### [Complete the following]
1 - From the blog post about staying away from swimming pools, return the stretch from "Why I stayed" through "long long time.".
2 - Do these statements agree with the blog post about staying away from swimming pools? Answer yes or no for each, quoting the words that decide it.
(a) The writer could not swim for 22 years.
(b) The incident in the swimming pool happened when the writer was 13.
(c) The writer says an angry look works against men who harass.
3 - Can you continue the blog post about staying away from swimming pools from where it stops?

### [Document text]
--- begin ---

Posted by: tonkatsudelights | July 31, 2007

Why I stayed away from swimming pool for years…

A Ms. Dorkable made a comment to my post about exercise. How she is envious because she can’t swim.

Somehow, this brings back some of those old memories…

I myself couldn’t swim for a good 22 years of my life. Not that I never tried. Not that I never learnt. It’s simply because I stayed away from swimming pools for a long long time.

Because I used to hate it so much.

Every time the idea of swimming came, my body would become very tense. I felt that anger building up inside me. And I would remember that incident in the swimming pool when I was only 11 yrs old. A dirty old man molested me in the swimming pool and I felt so bad ever since. I kept blaming myself… why didn’t I scream? why didn’t I run? why didn’t I tell my parents? And a lot of other why that I could never answer…

I don’t know why that incident had a strong impact on me. I mean, in the streets of Jakarta, sexual harrasment is rampant. When I was a teenager, I faced this as a reality of life. And I learnt to fight it. I punched back. I kicked the guy who dared to touch my breasts. I confronted those guys in public, pointed it out to their face that what they did was so low. Angry look won’t work. It will just make them happy and satisfied. Sometimes I don’t know why I could be so brave as to hit those guys. I am a minority by race, you see…

It was God who finally liberated me. He liberated me from that thing that bound me for years. Now, whenever I talked about that incident in the swimming pool, I no longer felt the hurt anymore. That thing has no impact on me anymore. Not anymore.

--- end ---

### [Dataset extract]
--- begin ---

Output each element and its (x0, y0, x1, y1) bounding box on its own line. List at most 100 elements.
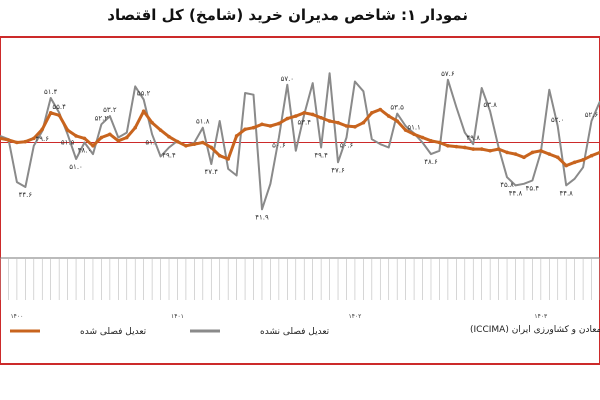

--- end ---

### [Outputs in order]
1 -
Why I stayed away from swimming pool for years…

A Ms. Dorkable made a comment to my post about exercise. How she is envious because she can’t swim.

Somehow, this brings back some of those old memories…

I myself couldn’t swim for a good 22 years of my life. Not that I never tried. Not that I never learnt. It’s simply because I stayed away from swimming pools for a long long time.

2 -
(a) Yes: "I myself couldn’t swim for a good 22 years of my life."
(b) No: "when I was only 11 yrs old."
(c) No: "Angry look won’t work."

3 -
I finally was able to swim in the last year of my university. I decided to take up some swimming lessons while I was doing my undergraduate thesis. It was also the time I took up my driving lesson and Mandarin lesson. I deliberately prolonged my study in the university by one semester for two reasons — one is so that I could have longer time to have fun as a student. And two, I could use the time to learn some things. I even earned some money during that time as well from my teaching assistant job.

I think, it’s never to late to learn. I decided to learn to swim, and now… I can swim. Though only one style. Still learning the next style. Hehe.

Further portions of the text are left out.